— start Dataset rows —
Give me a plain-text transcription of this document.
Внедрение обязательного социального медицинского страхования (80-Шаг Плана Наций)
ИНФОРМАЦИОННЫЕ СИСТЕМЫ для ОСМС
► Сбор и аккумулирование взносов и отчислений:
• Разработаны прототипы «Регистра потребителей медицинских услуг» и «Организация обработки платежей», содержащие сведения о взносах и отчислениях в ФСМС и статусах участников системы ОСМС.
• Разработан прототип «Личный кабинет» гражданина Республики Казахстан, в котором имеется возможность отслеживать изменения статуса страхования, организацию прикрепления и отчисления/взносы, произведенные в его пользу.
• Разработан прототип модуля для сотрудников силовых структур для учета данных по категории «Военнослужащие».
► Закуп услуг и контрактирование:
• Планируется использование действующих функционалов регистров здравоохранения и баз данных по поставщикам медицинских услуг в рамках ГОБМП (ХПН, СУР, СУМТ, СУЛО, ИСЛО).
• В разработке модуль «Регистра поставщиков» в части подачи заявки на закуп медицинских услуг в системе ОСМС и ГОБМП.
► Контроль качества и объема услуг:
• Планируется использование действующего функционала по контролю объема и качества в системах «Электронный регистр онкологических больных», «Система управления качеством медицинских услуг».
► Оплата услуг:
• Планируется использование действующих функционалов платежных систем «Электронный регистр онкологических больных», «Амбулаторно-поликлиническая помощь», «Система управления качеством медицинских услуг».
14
— end Dataset rows —
Request
Search the lines for the string "действующих" and copy every line that has it.

Answer in full
• Планируется использование действующих функционалов регистров здравоохранения и баз данных по поставщикам медицинских услуг в рамках ГОБМП (ХПН, СУР, СУМТ, СУЛО, ИСЛО).
• Планируется использование действующих функционалов платежных систем «Электронный регистр онкологических больных», «Амбулаторно-поликлиническая помощь», «Система управления качеством медицинских услуг».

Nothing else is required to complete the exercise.